╭─ Exercise materials

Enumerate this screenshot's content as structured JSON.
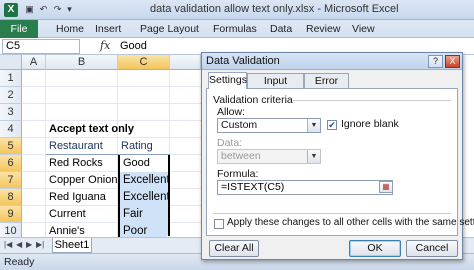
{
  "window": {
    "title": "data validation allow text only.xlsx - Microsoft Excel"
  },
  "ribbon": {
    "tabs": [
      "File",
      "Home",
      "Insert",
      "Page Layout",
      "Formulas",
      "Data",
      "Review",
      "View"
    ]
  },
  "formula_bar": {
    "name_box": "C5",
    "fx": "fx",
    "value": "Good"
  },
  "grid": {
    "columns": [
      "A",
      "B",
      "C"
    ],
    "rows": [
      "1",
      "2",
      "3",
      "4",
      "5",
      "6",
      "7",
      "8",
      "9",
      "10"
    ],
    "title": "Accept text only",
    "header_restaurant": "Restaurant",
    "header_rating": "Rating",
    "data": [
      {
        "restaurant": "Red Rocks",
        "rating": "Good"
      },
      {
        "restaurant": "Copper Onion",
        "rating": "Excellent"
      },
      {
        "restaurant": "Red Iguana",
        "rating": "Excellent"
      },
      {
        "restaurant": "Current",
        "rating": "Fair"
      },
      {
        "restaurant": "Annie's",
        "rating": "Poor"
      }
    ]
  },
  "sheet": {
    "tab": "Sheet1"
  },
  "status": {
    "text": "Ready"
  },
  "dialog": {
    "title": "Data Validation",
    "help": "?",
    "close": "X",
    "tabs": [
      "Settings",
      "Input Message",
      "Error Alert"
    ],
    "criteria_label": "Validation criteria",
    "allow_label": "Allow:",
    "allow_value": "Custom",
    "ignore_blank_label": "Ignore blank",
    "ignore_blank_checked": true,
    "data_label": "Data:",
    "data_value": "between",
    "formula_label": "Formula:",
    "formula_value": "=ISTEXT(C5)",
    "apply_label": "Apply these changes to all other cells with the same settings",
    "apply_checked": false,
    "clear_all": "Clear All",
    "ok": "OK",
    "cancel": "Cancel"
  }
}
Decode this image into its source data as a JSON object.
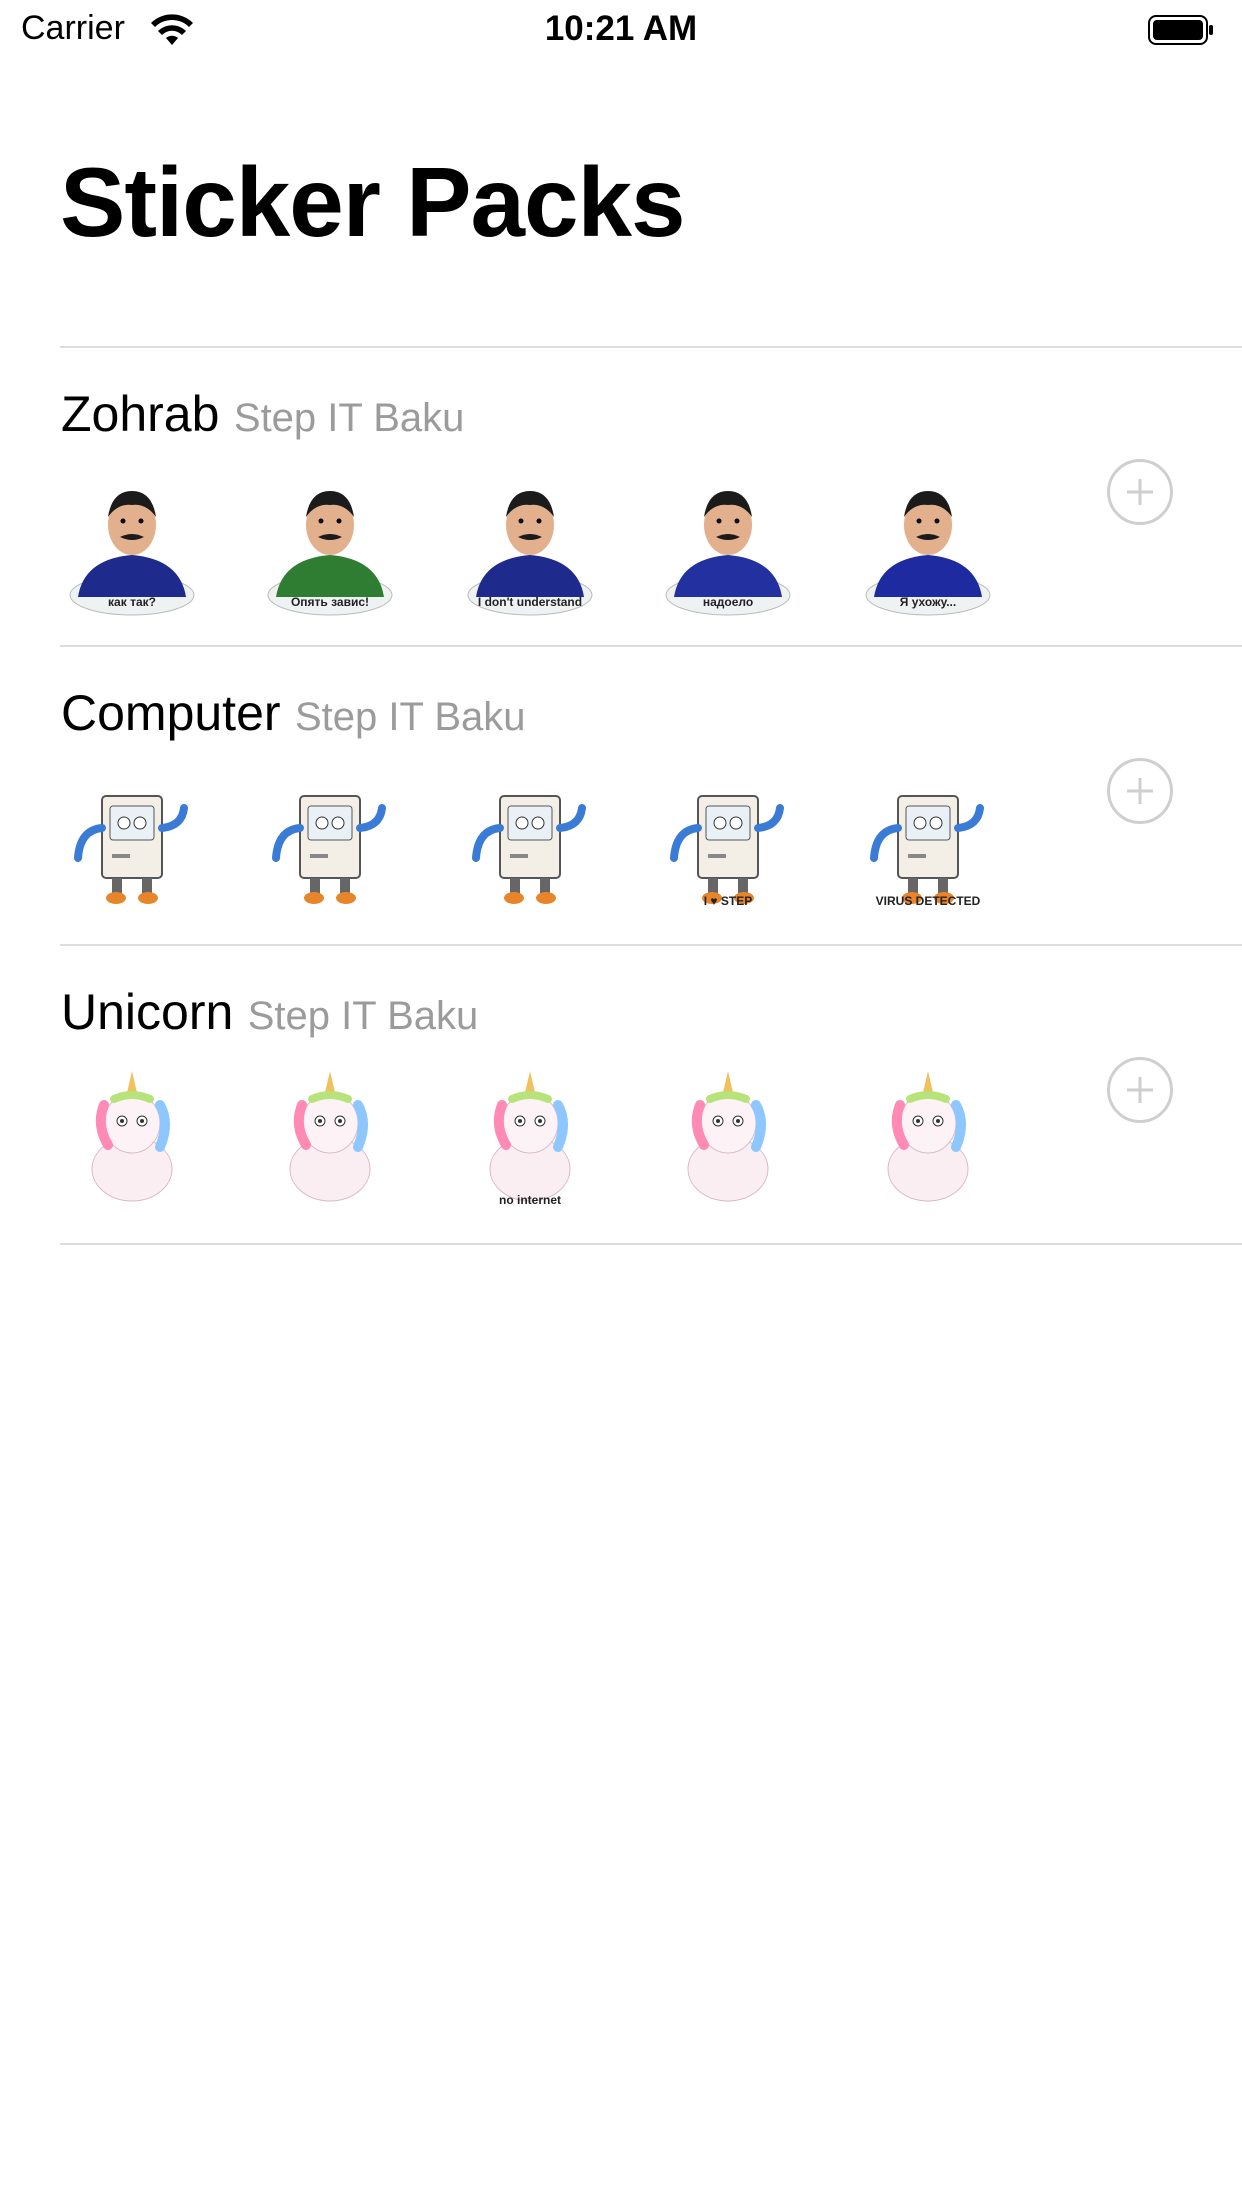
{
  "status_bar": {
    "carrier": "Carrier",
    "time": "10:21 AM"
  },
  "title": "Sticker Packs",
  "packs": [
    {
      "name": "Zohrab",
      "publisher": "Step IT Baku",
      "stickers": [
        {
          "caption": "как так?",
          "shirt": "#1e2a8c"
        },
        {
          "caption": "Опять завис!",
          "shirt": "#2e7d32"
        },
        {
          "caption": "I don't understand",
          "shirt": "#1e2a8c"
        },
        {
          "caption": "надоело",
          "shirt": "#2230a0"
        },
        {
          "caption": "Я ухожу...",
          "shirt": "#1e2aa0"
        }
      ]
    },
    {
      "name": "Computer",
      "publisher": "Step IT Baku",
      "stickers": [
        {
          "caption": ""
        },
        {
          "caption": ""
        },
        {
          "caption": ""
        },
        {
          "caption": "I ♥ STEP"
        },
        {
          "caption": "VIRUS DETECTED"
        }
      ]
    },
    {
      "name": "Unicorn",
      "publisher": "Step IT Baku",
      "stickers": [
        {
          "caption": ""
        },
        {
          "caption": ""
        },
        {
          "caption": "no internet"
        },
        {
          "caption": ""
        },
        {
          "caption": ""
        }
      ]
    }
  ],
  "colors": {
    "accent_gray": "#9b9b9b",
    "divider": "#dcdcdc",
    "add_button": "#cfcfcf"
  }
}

╰─

- **The task**:
Locate the word "JSON" in the data above. Copy every line carrying it.

- **Response to this task**:
Enumerate this screenshot's content as structured JSON.
Decode this image into its source data as a JSON object.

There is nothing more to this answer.